**DOCUMENT PASSAGE**:

All told, it took me months of talking about a course and then about four days of actual work to create it. Moral of the story? Stop talking, start doing.
3. Let Go of Perfect
One reason I was able to finally get the course finished? I had to. I’m so glad I promoted the unfinished course on a podcast because it forced my hand. I didn’t have any more time to fuss over the words or fiddle with the edits or beat myself up about the sales page. I had to launch.
I hated releasing something that wasn’t perfect. My videos aren’t as polished and professional as those from other course sellers. My sales page was pretty lousy. But it’s finished and the content is solid—and that’s ultimately what really matters.
Unless you spend a lot of money to create a course, it’s going to be at least partially DIY. Being okay with “good enough” not only allowed me to get the course out of my head and into the world, it also forced me to do real-life testing.
I improved the sales page in real time based on the helpful hints I received in Facebook groups.
I raised the price based on unanimous feedback it was underpriced.
I mapped out a more advanced round two (coming in a few months) based on questions I received from students.
I hired someone to help me with Facebook ads, which I’m running this week, based on my realization I wasn’t ready to market the course.
If the only thing holding you back from creating something is fear, force yourself to push beyond it. Take action and find some peace in knowing you can always learn and improve as you go.
There is no perfect, so stop waiting for it.
4. Be Realistic
The first time (and even the second and third time) you do anything, there’s going to be a learning curve. Most people don’t hit a home run the first time they hold a bat, and you’re probably not going to make $1 million (or even six figures) on your first course.

**REQUIREMENT**:
Print the passage on creating a first online course word for word, in full.

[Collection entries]
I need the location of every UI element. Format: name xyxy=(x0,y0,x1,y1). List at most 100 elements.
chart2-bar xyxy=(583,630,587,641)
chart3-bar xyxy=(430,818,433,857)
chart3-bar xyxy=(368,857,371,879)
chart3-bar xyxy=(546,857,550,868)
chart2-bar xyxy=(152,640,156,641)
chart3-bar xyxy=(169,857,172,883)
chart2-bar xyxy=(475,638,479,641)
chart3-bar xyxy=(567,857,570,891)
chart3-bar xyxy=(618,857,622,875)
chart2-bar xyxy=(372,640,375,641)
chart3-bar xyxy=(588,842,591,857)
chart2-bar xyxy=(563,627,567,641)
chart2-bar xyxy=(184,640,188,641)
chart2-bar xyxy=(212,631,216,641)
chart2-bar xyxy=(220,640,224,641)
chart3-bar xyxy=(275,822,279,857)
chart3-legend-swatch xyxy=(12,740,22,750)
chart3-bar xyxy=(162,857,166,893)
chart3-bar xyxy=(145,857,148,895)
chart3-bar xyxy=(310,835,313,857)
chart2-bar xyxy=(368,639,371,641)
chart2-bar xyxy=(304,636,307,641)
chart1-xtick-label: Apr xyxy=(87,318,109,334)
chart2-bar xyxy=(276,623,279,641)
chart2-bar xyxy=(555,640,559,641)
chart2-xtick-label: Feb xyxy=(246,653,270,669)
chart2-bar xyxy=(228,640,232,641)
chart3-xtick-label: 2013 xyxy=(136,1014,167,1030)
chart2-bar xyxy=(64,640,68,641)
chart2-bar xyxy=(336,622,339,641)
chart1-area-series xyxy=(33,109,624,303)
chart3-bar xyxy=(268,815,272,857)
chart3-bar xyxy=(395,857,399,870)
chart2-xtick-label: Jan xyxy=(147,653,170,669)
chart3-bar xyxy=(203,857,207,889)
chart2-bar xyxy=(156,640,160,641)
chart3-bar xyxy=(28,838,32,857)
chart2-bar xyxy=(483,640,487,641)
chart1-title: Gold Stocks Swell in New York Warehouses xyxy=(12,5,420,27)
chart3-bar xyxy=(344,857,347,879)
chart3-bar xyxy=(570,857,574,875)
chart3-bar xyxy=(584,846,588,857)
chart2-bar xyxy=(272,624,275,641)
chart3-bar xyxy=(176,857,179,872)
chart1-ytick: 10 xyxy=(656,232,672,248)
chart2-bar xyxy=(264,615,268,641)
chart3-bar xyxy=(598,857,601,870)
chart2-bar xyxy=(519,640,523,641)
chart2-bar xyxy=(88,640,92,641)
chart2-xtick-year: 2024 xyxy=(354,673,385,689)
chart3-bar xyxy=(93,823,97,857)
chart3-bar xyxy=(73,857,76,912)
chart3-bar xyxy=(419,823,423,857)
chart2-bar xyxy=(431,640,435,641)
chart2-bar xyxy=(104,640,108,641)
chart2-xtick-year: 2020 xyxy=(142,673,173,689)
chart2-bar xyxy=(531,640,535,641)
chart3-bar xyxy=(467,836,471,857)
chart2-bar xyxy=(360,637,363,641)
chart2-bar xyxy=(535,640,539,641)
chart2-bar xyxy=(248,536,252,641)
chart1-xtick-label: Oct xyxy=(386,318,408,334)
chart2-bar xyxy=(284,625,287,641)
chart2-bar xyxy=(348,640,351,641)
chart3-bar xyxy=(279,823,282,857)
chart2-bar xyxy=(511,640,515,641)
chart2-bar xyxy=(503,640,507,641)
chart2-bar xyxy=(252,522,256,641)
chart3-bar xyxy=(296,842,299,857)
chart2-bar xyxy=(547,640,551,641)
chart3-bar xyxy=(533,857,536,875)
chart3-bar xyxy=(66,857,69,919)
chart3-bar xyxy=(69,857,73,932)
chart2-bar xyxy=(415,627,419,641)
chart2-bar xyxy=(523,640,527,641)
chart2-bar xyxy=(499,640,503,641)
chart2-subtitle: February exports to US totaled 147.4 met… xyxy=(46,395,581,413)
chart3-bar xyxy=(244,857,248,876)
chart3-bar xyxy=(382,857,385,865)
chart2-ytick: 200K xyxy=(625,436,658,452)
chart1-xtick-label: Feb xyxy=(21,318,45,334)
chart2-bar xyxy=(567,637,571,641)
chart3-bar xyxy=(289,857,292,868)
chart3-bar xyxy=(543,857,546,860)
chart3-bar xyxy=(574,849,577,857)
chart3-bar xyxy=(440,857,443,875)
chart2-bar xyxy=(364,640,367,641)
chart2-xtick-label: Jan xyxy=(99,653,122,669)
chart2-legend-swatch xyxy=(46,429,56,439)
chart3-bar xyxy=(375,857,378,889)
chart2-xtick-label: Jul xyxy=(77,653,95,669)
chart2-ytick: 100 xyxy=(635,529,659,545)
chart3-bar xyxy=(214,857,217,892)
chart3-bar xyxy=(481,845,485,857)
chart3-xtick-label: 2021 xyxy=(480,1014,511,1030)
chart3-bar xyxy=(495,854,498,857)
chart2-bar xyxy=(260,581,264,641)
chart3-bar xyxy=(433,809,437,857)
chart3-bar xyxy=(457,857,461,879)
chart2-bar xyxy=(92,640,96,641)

**ANSWER FOR THIS EXERCISE**:
All told, it took me months of talking about a course and then about four days of actual work to create it. Moral of the story? Stop talking, start doing.
3. Let Go of Perfect
One reason I was able to finally get the course finished? I had to. I’m so glad I promoted the unfinished course on a podcast because it forced my hand. I didn’t have any more time to fuss over the words or fiddle with the edits or beat myself up about the sales page. I had to launch.
I hated releasing something that wasn’t perfect. My videos aren’t as polished and professional as those from other course sellers. My sales page was pretty lousy. But it’s finished and the content is solid—and that’s ultimately what really matters.
Unless you spend a lot of money to create a course, it’s going to be at least partially DIY. Being okay with “good enough” not only allowed me to get the course out of my head and into the world, it also forced me to do real-life testing.
I improved the sales page in real time based on the helpful hints I received in Facebook groups.
I raised the price based on unanimous feedback it was underpriced.
I mapped out a more advanced round two (coming in a few months) based on questions I received from students.
I hired someone to help me with Facebook ads, which I’m running this week, based on my realization I wasn’t ready to market the course.
If the only thing holding you back from creating something is fear, force yourself to push beyond it. Take action and find some peace in knowing you can always learn and improve as you go.
There is no perfect, so stop waiting for it.
4. Be Realistic
The first time (and even the second and third time) you do anything, there’s going to be a learning curve. Most people don’t hit a home run the first time they hold a bat, and you’re probably not going to make $1 million (or even six figures) on your first course.